Go through the listing and write out all of it exactly.
★ ★ ★ ★ ★
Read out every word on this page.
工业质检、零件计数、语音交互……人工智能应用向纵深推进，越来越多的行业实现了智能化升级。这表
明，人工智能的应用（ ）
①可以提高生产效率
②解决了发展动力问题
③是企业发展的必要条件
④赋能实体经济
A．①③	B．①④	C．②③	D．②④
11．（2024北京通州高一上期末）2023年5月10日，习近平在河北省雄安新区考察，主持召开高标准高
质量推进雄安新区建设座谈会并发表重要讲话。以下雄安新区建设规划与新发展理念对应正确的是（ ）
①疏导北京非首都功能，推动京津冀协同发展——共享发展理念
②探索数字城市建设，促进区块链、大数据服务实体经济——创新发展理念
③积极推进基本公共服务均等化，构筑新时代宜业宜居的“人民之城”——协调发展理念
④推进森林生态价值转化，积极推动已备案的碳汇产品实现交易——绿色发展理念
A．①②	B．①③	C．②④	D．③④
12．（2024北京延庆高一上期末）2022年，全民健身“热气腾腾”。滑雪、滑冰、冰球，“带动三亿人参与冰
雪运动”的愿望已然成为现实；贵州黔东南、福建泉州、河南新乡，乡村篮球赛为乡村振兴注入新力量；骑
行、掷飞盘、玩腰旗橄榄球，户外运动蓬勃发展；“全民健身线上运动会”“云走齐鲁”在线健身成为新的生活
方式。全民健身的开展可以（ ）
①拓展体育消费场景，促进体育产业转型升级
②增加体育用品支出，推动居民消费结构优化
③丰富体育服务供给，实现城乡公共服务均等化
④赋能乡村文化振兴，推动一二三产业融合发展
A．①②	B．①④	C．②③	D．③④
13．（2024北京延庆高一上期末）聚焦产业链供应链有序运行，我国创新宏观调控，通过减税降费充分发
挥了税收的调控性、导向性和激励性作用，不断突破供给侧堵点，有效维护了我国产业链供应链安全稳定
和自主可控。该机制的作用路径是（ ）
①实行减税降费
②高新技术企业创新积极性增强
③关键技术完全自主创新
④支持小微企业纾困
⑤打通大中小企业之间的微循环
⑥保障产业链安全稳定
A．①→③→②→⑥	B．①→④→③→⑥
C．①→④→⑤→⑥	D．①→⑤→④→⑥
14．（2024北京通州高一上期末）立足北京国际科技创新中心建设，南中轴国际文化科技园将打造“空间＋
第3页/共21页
★ ★ ★ ★ ★
§ **Task answer**
Read out every word on this page.
工业质检、零件计数、语音交互……人工智能应用向纵深推进，越来越多的行业实现了智能化升级。这表
明，人工智能的应用（ ）
①可以提高生产效率
②解决了发展动力问题
③是企业发展的必要条件
④赋能实体经济
A．①③	B．①④	C．②③	D．②④
11．（2024北京通州高一上期末）2023年5月10日，习近平在河北省雄安新区考察，主持召开高标准高
质量推进雄安新区建设座谈会并发表重要讲话。以下雄安新区建设规划与新发展理念对应正确的是（ ）
①疏导北京非首都功能，推动京津冀协同发展——共享发展理念
②探索数字城市建设，促进区块链、大数据服务实体经济——创新发展理念
③积极推进基本公共服务均等化，构筑新时代宜业宜居的“人民之城”——协调发展理念
④推进森林生态价值转化，积极推动已备案的碳汇产品实现交易——绿色发展理念
A．①②	B．①③	C．②④	D．③④
12．（2024北京延庆高一上期末）2022年，全民健身“热气腾腾”。滑雪、滑冰、冰球，“带动三亿人参与冰
雪运动”的愿望已然成为现实；贵州黔东南、福建泉州、河南新乡，乡村篮球赛为乡村振兴注入新力量；骑
行、掷飞盘、玩腰旗橄榄球，户外运动蓬勃发展；“全民健身线上运动会”“云走齐鲁”在线健身成为新的生活
方式。全民健身的开展可以（ ）
①拓展体育消费场景，促进体育产业转型升级
②增加体育用品支出，推动居民消费结构优化
③丰富体育服务供给，实现城乡公共服务均等化
④赋能乡村文化振兴，推动一二三产业融合发展
A．①②	B．①④	C．②③	D．③④
13．（2024北京延庆高一上期末）聚焦产业链供应链有序运行，我国创新宏观调控，通过减税降费充分发
挥了税收的调控性、导向性和激励性作用，不断突破供给侧堵点，有效维护了我国产业链供应链安全稳定
和自主可控。该机制的作用路径是（ ）
①实行减税降费
②高新技术企业创新积极性增强
③关键技术完全自主创新
④支持小微企业纾困
⑤打通大中小企业之间的微循环
⑥保障产业链安全稳定
A．①→③→②→⑥	B．①→④→③→⑥
C．①→④→⑤→⑥	D．①→⑤→④→⑥
14．（2024北京通州高一上期末）立足北京国际科技创新中心建设，南中轴国际文化科技园将打造“空间＋
第3页/共21页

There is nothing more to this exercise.